[Records about charts and figures]
■ ■ ■ ■ ■
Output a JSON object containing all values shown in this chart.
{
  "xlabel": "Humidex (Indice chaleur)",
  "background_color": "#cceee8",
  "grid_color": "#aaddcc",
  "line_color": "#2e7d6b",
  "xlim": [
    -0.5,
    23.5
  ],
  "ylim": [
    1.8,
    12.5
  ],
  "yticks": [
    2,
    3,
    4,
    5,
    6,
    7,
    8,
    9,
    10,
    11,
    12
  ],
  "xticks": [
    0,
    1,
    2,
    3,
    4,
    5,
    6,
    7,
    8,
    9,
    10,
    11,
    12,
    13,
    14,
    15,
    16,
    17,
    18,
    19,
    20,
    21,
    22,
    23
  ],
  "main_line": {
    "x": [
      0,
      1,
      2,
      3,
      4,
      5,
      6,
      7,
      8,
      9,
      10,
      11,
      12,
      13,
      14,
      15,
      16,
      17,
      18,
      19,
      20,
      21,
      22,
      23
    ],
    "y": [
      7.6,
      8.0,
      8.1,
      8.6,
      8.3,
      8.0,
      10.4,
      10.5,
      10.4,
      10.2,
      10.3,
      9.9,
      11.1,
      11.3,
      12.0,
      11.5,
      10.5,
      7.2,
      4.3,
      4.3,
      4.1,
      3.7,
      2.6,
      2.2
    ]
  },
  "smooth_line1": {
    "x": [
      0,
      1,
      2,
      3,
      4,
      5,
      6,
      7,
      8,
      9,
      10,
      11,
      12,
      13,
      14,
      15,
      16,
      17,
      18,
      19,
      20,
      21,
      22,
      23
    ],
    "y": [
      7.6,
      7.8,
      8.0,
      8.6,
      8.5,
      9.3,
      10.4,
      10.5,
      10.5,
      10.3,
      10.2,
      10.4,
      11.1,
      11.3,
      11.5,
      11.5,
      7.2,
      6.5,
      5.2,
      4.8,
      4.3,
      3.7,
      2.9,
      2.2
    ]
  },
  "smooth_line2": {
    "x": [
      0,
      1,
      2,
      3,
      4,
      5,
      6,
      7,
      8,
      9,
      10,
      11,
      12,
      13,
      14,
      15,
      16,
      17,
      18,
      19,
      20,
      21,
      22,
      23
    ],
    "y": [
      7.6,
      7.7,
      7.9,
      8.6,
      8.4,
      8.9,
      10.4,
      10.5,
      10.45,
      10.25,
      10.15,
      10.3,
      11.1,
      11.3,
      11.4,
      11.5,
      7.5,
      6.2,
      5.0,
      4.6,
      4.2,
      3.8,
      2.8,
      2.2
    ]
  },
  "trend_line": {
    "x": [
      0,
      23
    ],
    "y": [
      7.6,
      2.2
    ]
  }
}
■ ■ ■ ■ ■
* What the task requires:
All of the material must be reproduced exactly.

* Correct output:
Output a JSON object containing all values shown in this chart.
{
  "xlabel": "Humidex (Indice chaleur)",
  "background_color": "#cceee8",
  "grid_color": "#aaddcc",
  "line_color": "#2e7d6b",
  "xlim": [
    -0.5,
    23.5
  ],
  "ylim": [
    1.8,
    12.5
  ],
  "yticks": [
    2,
    3,
    4,
    5,
    6,
    7,
    8,
    9,
    10,
    11,
    12
  ],
  "xticks": [
    0,
    1,
    2,
    3,
    4,
    5,
    6,
    7,
    8,
    9,
    10,
    11,
    12,
    13,
    14,
    15,
    16,
    17,
    18,
    19,
    20,
    21,
    22,
    23
  ],
  "main_line": {
    "x": [
      0,
      1,
      2,
      3,
      4,
      5,
      6,
      7,
      8,
      9,
      10,
      11,
      12,
      13,
      14,
      15,
      16,
      17,
      18,
      19,
      20,
      21,
      22,
      23
    ],
    "y": [
      7.6,
      8.0,
      8.1,
      8.6,
      8.3,
      8.0,
      10.4,
      10.5,
      10.4,
      10.2,
      10.3,
      9.9,
      11.1,
      11.3,
      12.0,
      11.5,
      10.5,
      7.2,
      4.3,
      4.3,
      4.1,
      3.7,
      2.6,
      2.2
    ]
  },
  "smooth_line1": {
    "x": [
      0,
      1,
      2,
      3,
      4,
      5,
      6,
      7,
      8,
      9,
      10,
      11,
      12,
      13,
      14,
      15,
      16,
      17,
      18,
      19,
      20,
      21,
      22,
      23
    ],
    "y": [
      7.6,
      7.8,
      8.0,
      8.6,
      8.5,
      9.3,
      10.4,
      10.5,
      10.5,
      10.3,
      10.2,
      10.4,
      11.1,
      11.3,
      11.5,
      11.5,
      7.2,
      6.5,
      5.2,
      4.8,
      4.3,
      3.7,
      2.9,
      2.2
    ]
  },
  "smooth_line2": {
    "x": [
      0,
      1,
      2,
      3,
      4,
      5,
      6,
      7,
      8,
      9,
      10,
      11,
      12,
      13,
      14,
      15,
      16,
      17,
      18,
      19,
      20,
      21,
      22,
      23
    ],
    "y": [
      7.6,
      7.7,
      7.9,
      8.6,
      8.4,
      8.9,
      10.4,
      10.5,
      10.45,
      10.25,
      10.15,
      10.3,
      11.1,
      11.3,
      11.4,
      11.5,
      7.5,
      6.2,
      5.0,
      4.6,
      4.2,
      3.8,
      2.8,
      2.2
    ]
  },
  "trend_line": {
    "x": [
      0,
      23
    ],
    "y": [
      7.6,
      2.2
    ]
  }
}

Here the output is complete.